§ Stated problem:
Give back each entry unchanged, minus pictures.

§ Entries:
——————————

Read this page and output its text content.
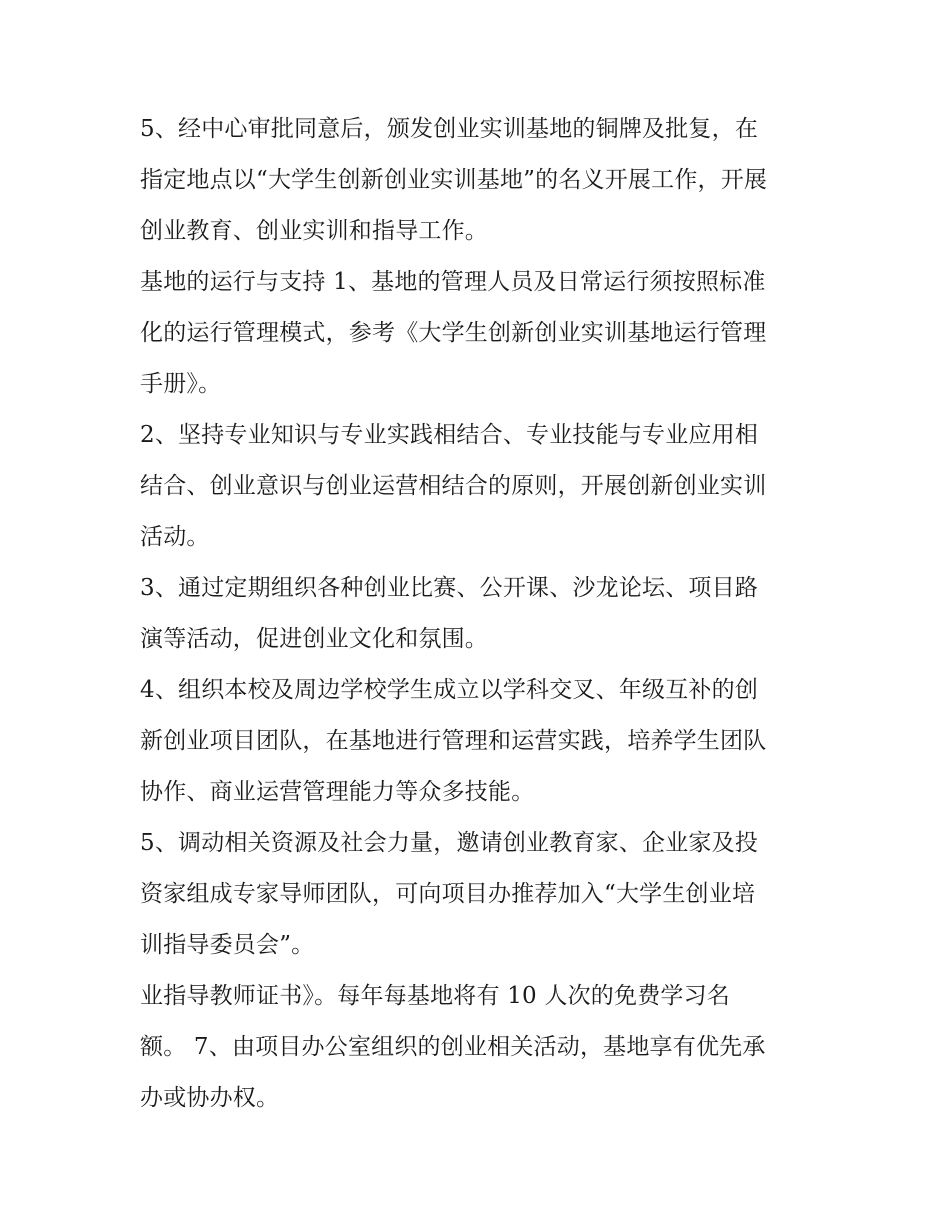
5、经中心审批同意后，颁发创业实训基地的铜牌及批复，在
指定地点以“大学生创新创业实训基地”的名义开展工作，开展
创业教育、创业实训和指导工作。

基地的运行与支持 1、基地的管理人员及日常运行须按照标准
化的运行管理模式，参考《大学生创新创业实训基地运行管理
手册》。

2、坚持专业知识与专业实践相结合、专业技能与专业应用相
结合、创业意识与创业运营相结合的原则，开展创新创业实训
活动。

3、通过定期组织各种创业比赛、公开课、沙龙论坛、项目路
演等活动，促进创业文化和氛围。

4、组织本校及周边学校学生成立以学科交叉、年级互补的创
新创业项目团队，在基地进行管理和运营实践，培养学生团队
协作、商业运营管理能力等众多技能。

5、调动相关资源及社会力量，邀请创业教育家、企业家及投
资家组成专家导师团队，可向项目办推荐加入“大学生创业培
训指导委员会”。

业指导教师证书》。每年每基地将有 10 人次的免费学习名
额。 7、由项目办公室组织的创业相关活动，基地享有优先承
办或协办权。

——————————

§ Completed task:
Read this page and output its text content.
5、经中心审批同意后，颁发创业实训基地的铜牌及批复，在
指定地点以“大学生创新创业实训基地”的名义开展工作，开展
创业教育、创业实训和指导工作。

基地的运行与支持 1、基地的管理人员及日常运行须按照标准
化的运行管理模式，参考《大学生创新创业实训基地运行管理
手册》。

2、坚持专业知识与专业实践相结合、专业技能与专业应用相
结合、创业意识与创业运营相结合的原则，开展创新创业实训
活动。

3、通过定期组织各种创业比赛、公开课、沙龙论坛、项目路
演等活动，促进创业文化和氛围。

4、组织本校及周边学校学生成立以学科交叉、年级互补的创
新创业项目团队，在基地进行管理和运营实践，培养学生团队
协作、商业运营管理能力等众多技能。

5、调动相关资源及社会力量，邀请创业教育家、企业家及投
资家组成专家导师团队，可向项目办推荐加入“大学生创业培
训指导委员会”。

业指导教师证书》。每年每基地将有 10 人次的免费学习名
额。 7、由项目办公室组织的创业相关活动，基地享有优先承
办或协办权。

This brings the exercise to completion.